**Exercise:** Look through the records and copy every line in which "yaxis" appears.

BEGIN Information given

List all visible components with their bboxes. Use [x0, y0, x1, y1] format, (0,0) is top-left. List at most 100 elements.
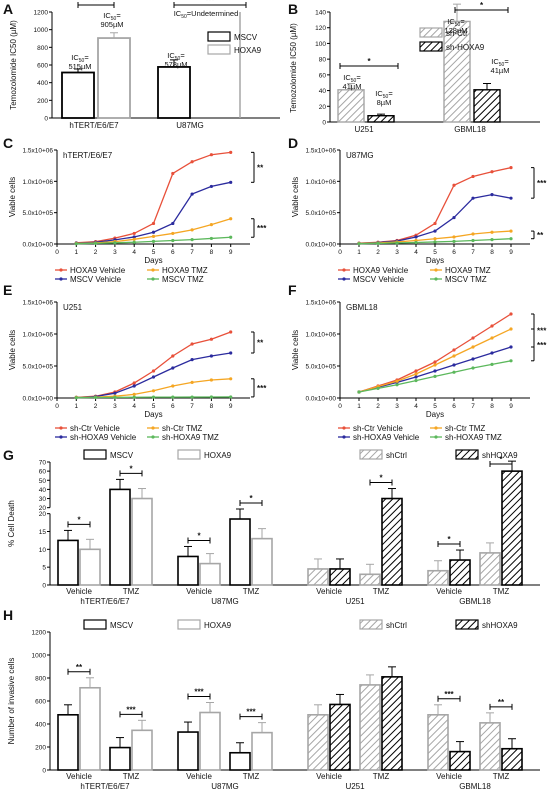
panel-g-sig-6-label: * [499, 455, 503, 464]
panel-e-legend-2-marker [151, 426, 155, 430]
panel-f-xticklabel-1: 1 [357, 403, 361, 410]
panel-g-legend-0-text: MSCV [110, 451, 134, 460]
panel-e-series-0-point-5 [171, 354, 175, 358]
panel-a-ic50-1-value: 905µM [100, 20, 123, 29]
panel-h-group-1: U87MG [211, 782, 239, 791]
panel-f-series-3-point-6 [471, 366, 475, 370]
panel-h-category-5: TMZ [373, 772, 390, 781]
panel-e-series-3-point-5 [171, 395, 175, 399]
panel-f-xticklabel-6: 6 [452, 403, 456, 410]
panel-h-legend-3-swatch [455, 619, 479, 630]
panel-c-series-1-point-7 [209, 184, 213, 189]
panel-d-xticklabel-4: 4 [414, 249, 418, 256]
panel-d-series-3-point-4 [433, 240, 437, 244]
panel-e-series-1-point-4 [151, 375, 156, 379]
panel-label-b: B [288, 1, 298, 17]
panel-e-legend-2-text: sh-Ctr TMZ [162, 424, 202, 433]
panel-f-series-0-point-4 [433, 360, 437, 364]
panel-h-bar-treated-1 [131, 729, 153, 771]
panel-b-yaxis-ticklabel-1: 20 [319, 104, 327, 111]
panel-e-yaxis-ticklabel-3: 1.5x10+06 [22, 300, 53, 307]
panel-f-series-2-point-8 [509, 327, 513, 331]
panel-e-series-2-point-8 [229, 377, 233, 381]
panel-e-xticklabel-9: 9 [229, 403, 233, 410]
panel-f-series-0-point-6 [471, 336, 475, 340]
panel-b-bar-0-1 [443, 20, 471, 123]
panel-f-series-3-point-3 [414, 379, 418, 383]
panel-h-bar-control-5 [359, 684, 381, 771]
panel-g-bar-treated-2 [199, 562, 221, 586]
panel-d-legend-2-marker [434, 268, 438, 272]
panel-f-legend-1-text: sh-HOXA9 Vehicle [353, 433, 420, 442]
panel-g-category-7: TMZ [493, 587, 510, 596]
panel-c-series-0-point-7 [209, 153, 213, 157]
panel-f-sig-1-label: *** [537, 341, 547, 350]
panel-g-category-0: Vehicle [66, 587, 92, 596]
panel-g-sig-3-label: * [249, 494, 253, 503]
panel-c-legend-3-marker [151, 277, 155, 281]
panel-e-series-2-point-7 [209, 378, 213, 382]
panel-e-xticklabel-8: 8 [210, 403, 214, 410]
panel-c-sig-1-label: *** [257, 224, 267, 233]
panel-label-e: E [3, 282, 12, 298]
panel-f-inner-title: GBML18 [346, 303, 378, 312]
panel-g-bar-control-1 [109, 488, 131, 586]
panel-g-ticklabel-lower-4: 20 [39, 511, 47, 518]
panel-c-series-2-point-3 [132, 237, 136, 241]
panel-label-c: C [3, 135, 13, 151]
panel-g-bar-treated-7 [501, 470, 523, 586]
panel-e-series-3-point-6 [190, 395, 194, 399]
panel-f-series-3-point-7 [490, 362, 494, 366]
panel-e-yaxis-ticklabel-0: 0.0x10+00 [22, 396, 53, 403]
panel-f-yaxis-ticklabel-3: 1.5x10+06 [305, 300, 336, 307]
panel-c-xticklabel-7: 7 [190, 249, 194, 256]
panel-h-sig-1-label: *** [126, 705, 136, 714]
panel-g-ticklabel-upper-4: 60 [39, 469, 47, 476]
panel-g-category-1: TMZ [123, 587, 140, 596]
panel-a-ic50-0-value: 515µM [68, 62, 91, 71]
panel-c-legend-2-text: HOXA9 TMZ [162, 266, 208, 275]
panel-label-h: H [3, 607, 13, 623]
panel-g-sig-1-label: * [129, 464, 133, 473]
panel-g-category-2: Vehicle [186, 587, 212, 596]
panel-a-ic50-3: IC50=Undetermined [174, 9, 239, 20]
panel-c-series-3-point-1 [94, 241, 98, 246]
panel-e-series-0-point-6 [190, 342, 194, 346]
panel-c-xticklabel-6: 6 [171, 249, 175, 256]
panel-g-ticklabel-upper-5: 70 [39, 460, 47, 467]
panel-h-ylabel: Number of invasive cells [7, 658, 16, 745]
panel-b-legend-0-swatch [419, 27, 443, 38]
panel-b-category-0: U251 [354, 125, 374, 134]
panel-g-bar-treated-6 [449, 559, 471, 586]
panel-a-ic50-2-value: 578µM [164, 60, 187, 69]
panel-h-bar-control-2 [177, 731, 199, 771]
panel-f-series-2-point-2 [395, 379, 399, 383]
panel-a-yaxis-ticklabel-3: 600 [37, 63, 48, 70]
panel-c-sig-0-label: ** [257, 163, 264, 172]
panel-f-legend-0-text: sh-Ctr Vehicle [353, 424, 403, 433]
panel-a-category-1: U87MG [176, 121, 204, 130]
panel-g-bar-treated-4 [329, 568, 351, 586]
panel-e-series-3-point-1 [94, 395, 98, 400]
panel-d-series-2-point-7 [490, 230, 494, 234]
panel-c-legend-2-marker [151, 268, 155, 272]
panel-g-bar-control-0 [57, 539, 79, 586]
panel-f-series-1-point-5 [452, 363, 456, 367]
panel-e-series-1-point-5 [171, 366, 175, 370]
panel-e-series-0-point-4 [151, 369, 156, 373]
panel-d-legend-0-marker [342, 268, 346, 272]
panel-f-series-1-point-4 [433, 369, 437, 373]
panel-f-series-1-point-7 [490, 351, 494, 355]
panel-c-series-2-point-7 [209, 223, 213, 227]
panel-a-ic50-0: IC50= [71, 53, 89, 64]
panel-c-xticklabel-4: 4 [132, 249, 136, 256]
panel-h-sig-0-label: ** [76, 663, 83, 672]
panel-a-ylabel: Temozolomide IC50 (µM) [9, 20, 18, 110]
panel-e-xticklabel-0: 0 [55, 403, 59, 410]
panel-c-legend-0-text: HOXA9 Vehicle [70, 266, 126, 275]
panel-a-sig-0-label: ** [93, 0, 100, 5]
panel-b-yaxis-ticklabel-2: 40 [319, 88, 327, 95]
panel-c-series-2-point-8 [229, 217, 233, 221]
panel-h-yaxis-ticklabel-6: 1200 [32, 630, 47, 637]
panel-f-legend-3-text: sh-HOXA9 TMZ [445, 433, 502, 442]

END Information given

**Response area:**
panel-b-yaxis-ticklabel-1: 20 [319, 104, 327, 111]
panel-e-yaxis-ticklabel-3: 1.5x10+06 [22, 300, 53, 307]
panel-e-yaxis-ticklabel-0: 0.0x10+00 [22, 396, 53, 403]
panel-f-yaxis-ticklabel-3: 1.5x10+06 [305, 300, 336, 307]
panel-a-yaxis-ticklabel-3: 600 [37, 63, 48, 70]
panel-b-yaxis-ticklabel-2: 40 [319, 88, 327, 95]
panel-h-yaxis-ticklabel-6: 1200 [32, 630, 47, 637]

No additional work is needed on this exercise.